>> START

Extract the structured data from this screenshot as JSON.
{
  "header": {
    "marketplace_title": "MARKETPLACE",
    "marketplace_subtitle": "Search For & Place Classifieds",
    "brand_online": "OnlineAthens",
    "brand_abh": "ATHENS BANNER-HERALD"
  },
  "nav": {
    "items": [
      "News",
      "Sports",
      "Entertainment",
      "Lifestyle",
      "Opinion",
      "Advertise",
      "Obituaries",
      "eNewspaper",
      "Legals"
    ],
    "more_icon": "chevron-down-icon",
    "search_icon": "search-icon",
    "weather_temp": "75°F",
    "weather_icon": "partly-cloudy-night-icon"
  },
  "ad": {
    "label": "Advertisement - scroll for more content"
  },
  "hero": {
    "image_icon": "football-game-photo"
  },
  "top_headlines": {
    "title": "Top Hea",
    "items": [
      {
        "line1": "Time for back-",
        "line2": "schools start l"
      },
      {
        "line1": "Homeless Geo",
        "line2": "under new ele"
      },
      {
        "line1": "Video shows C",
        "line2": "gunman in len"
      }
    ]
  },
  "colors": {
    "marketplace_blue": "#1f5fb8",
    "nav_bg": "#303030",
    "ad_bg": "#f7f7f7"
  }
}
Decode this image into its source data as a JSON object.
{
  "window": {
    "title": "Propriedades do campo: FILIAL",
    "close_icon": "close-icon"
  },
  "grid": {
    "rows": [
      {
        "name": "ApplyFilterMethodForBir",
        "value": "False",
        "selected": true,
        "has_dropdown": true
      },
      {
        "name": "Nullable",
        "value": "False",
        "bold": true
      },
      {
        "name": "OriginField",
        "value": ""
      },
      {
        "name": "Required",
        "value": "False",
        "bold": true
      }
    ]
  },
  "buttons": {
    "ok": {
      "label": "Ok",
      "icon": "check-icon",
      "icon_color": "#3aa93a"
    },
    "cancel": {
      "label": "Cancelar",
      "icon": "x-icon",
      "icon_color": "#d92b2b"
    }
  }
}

>> END
>> START

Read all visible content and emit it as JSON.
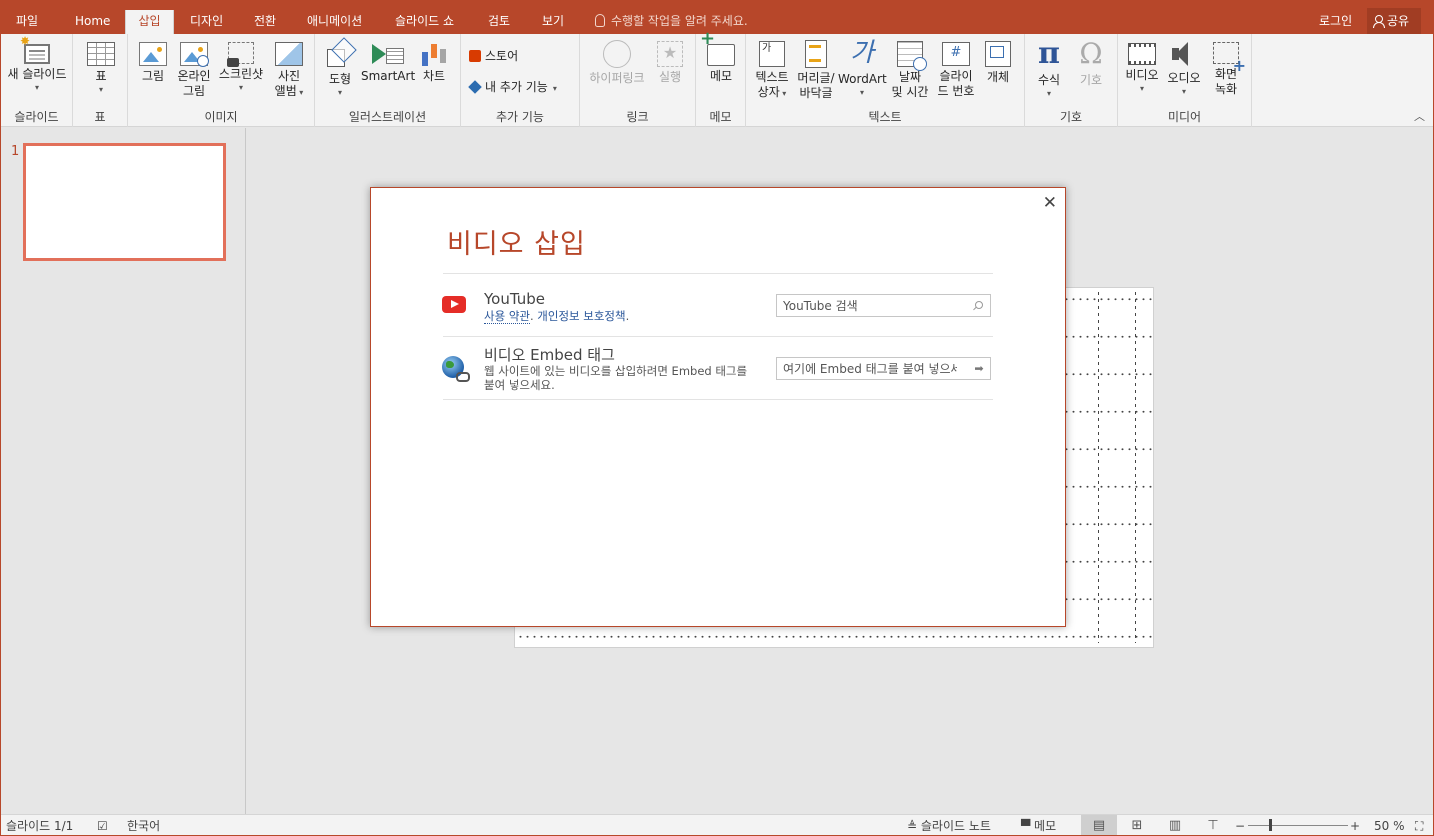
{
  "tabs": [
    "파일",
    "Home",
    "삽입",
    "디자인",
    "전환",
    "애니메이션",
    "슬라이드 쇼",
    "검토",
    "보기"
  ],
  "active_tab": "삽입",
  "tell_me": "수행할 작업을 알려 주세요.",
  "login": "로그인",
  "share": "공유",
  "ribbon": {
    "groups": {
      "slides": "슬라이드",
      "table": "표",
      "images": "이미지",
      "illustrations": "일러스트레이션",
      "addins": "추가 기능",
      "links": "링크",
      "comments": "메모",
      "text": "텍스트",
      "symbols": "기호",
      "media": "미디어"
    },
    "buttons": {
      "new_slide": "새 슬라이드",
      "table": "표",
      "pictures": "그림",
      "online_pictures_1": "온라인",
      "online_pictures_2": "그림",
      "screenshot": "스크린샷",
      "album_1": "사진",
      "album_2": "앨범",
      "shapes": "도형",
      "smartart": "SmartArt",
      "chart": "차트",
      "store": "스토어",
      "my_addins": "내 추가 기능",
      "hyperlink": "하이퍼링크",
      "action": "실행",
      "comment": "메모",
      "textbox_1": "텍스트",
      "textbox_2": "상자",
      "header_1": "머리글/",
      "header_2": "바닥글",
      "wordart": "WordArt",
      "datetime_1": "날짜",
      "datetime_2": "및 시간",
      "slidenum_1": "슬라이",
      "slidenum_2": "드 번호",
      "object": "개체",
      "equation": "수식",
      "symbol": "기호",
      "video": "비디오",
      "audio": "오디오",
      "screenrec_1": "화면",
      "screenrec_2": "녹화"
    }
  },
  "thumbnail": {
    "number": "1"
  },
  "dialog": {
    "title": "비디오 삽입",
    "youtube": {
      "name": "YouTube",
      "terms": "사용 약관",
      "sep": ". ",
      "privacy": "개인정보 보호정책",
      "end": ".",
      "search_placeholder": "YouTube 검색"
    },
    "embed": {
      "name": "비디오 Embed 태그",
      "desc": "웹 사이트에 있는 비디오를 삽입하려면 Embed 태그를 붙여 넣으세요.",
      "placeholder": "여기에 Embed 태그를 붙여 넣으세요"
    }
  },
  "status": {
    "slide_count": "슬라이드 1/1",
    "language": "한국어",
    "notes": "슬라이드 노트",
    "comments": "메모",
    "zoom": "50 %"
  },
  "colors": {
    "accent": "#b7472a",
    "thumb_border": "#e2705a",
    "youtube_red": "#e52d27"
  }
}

>> END

Pick out lines containing the word "슬라이드", each one as written.

    "슬라이드 쇼",
      "slides": "슬라이드",
      "new_slide": "새 슬라이드",
    "slide_count": "슬라이드 1/1",
    "notes": "슬라이드 노트",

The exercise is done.